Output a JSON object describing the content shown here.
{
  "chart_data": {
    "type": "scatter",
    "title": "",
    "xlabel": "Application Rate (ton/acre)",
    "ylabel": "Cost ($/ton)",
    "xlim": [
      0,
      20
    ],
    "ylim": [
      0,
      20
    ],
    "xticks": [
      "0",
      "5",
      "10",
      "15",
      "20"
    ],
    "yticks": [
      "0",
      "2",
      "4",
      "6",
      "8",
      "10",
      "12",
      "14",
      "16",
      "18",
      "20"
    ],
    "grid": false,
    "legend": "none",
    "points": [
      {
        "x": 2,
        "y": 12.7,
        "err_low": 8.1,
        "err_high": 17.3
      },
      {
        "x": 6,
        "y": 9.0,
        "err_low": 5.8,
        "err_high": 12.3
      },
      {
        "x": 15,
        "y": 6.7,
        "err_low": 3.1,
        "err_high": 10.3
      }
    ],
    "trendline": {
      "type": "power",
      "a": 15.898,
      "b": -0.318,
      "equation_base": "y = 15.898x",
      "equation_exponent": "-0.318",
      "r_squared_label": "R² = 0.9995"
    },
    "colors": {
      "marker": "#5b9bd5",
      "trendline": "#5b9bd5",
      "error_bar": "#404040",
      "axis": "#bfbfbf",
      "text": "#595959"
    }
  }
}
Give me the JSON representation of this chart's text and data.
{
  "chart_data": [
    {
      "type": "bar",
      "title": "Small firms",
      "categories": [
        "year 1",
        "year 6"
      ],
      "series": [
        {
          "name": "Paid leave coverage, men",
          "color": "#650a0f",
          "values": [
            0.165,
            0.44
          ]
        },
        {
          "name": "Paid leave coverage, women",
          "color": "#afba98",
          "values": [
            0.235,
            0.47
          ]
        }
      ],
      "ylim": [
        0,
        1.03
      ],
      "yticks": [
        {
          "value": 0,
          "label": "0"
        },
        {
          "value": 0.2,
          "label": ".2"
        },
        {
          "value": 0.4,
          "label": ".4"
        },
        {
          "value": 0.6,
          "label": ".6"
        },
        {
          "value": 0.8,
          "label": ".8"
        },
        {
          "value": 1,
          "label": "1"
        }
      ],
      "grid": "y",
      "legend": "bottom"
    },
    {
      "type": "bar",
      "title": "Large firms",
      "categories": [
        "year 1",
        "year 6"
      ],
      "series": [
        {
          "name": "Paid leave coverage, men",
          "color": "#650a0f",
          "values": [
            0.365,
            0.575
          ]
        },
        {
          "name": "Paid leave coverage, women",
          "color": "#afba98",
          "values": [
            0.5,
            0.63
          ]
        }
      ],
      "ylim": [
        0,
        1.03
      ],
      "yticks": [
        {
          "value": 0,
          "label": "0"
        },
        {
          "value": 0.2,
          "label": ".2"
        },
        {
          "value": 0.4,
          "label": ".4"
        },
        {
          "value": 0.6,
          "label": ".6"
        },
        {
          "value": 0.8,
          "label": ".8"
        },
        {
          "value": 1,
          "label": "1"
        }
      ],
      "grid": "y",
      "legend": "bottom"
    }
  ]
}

-- What to produce --
Extract every line above exactly as it stands.

-- Complete answer --
Output a JSON object describing the content shown here.
{
  "chart_data": {
    "type": "scatter",
    "title": "",
    "xlabel": "Application Rate (ton/acre)",
    "ylabel": "Cost ($/ton)",
    "xlim": [
      0,
      20
    ],
    "ylim": [
      0,
      20
    ],
    "xticks": [
      "0",
      "5",
      "10",
      "15",
      "20"
    ],
    "yticks": [
      "0",
      "2",
      "4",
      "6",
      "8",
      "10",
      "12",
      "14",
      "16",
      "18",
      "20"
    ],
    "grid": false,
    "legend": "none",
    "points": [
      {
        "x": 2,
        "y": 12.7,
        "err_low": 8.1,
        "err_high": 17.3
      },
      {
        "x": 6,
        "y": 9.0,
        "err_low": 5.8,
        "err_high": 12.3
      },
      {
        "x": 15,
        "y": 6.7,
        "err_low": 3.1,
        "err_high": 10.3
      }
    ],
    "trendline": {
      "type": "power",
      "a": 15.898,
      "b": -0.318,
      "equation_base": "y = 15.898x",
      "equation_exponent": "-0.318",
      "r_squared_label": "R² = 0.9995"
    },
    "colors": {
      "marker": "#5b9bd5",
      "trendline": "#5b9bd5",
      "error_bar": "#404040",
      "axis": "#bfbfbf",
      "text": "#595959"
    }
  }
}
Give me the JSON representation of this chart's text and data.
{
  "chart_data": [
    {
      "type": "bar",
      "title": "Small firms",
      "categories": [
        "year 1",
        "year 6"
      ],
      "series": [
        {
          "name": "Paid leave coverage, men",
          "color": "#650a0f",
          "values": [
            0.165,
            0.44
          ]
        },
        {
          "name": "Paid leave coverage, women",
          "color": "#afba98",
          "values": [
            0.235,
            0.47
          ]
        }
      ],
      "ylim": [
        0,
        1.03
      ],
      "yticks": [
        {
          "value": 0,
          "label": "0"
        },
        {
          "value": 0.2,
          "label": ".2"
        },
        {
          "value": 0.4,
          "label": ".4"
        },
        {
          "value": 0.6,
          "label": ".6"
        },
        {
          "value": 0.8,
          "label": ".8"
        },
        {
          "value": 1,
          "label": "1"
        }
      ],
      "grid": "y",
      "legend": "bottom"
    },
    {
      "type": "bar",
      "title": "Large firms",
      "categories": [
        "year 1",
        "year 6"
      ],
      "series": [
        {
          "name": "Paid leave coverage, men",
          "color": "#650a0f",
          "values": [
            0.365,
            0.575
          ]
        },
        {
          "name": "Paid leave coverage, women",
          "color": "#afba98",
          "values": [
            0.5,
            0.63
          ]
        }
      ],
      "ylim": [
        0,
        1.03
      ],
      "yticks": [
        {
          "value": 0,
          "label": "0"
        },
        {
          "value": 0.2,
          "label": ".2"
        },
        {
          "value": 0.4,
          "label": ".4"
        },
        {
          "value": 0.6,
          "label": ".6"
        },
        {
          "value": 0.8,
          "label": ".8"
        },
        {
          "value": 1,
          "label": "1"
        }
      ],
      "grid": "y",
      "legend": "bottom"
    }
  ]
}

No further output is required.